* **What the task requires**: Count only the lines of the records that hold "acción", then give the number without any other words.

################

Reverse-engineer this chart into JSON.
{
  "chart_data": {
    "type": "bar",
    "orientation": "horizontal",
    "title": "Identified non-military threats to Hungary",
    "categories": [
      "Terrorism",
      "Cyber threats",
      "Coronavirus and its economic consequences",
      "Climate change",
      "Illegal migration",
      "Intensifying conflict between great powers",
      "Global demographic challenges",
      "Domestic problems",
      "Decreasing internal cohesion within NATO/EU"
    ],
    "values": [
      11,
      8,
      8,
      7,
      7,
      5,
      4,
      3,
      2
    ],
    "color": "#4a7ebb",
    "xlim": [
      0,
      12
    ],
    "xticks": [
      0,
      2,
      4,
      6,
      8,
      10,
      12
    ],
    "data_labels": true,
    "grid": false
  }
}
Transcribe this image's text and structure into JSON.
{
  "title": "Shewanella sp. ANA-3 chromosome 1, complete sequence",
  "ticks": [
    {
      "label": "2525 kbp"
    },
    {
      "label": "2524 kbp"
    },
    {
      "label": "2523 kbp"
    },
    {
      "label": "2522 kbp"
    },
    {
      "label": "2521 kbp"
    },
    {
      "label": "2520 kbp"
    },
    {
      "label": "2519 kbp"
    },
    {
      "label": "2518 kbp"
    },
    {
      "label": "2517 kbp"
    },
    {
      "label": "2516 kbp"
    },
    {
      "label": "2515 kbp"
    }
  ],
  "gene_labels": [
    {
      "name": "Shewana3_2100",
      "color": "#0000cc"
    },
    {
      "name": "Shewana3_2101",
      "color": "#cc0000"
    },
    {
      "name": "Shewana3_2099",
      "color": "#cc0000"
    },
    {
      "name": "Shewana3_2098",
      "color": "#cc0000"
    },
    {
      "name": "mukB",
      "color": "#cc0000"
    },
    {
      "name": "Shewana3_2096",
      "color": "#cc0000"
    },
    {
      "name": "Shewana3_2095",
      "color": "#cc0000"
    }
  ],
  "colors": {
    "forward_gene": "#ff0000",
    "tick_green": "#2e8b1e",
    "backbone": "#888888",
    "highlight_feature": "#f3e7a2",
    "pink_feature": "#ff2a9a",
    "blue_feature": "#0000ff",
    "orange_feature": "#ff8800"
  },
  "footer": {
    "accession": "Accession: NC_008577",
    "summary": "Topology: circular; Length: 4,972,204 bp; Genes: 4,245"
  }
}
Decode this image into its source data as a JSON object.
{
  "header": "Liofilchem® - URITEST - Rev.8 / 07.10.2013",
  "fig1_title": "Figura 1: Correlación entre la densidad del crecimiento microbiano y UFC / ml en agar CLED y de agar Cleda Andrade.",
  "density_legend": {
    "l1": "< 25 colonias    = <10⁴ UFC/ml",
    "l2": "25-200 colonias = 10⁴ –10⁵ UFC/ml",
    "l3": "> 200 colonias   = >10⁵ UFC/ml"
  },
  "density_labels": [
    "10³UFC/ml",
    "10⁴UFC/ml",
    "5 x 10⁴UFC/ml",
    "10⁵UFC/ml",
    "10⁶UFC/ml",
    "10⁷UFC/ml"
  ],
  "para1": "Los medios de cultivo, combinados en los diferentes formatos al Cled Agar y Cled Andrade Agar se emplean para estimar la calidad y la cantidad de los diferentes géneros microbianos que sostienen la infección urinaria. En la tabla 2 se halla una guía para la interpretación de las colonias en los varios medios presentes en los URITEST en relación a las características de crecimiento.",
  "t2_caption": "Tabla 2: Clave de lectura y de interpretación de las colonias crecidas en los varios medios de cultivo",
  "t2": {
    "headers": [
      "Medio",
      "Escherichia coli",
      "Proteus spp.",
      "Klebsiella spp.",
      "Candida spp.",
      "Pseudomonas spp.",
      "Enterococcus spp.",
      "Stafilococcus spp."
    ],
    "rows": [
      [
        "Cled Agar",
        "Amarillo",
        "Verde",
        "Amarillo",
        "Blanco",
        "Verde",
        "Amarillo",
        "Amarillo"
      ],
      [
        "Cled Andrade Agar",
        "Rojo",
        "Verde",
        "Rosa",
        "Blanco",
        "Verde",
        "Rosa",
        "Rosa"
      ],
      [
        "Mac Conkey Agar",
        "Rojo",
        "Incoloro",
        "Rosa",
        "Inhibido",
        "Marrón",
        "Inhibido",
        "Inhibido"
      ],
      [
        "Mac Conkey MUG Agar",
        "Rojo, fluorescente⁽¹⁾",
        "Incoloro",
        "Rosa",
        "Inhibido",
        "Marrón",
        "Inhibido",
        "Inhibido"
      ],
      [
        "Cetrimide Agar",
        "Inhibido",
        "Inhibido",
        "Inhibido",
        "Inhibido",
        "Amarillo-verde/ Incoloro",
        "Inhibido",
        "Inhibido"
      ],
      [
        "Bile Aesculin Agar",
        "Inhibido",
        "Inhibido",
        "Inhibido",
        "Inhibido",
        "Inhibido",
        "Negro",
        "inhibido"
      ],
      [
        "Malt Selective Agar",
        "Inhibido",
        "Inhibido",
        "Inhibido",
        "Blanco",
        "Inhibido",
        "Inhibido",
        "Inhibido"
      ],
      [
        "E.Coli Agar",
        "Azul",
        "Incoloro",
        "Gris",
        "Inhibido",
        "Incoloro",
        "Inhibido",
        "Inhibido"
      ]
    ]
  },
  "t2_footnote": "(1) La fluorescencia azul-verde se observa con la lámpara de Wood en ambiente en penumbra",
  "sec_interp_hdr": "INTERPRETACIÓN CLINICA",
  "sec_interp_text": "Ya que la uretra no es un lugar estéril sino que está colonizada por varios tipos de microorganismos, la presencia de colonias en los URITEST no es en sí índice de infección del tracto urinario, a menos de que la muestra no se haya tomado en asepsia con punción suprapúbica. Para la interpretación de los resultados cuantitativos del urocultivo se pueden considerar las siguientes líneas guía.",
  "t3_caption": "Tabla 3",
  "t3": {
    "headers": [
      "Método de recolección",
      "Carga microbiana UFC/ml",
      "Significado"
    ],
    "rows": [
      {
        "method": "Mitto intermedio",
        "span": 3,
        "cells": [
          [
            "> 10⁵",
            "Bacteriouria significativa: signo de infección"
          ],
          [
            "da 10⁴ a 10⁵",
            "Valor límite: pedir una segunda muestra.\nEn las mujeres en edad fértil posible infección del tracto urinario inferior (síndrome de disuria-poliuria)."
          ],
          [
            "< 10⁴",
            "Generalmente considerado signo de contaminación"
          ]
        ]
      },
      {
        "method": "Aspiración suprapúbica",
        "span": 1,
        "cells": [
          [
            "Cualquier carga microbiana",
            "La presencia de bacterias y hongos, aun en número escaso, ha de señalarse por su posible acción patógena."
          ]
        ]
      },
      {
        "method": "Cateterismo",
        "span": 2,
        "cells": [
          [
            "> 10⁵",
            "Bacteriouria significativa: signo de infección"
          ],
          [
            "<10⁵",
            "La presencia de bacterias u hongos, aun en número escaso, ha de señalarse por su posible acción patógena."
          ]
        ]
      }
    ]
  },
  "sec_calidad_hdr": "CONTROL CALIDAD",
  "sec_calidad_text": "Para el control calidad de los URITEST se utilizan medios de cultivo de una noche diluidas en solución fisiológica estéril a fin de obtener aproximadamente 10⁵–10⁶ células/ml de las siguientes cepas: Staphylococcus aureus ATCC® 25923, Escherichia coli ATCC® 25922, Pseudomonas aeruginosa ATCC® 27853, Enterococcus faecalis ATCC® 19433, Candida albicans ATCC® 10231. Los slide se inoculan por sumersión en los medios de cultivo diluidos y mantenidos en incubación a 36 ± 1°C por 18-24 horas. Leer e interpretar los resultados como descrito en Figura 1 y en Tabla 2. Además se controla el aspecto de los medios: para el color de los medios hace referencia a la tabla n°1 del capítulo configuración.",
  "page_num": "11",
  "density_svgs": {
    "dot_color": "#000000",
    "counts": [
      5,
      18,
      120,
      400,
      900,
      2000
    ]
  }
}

################

* **Your response**: 2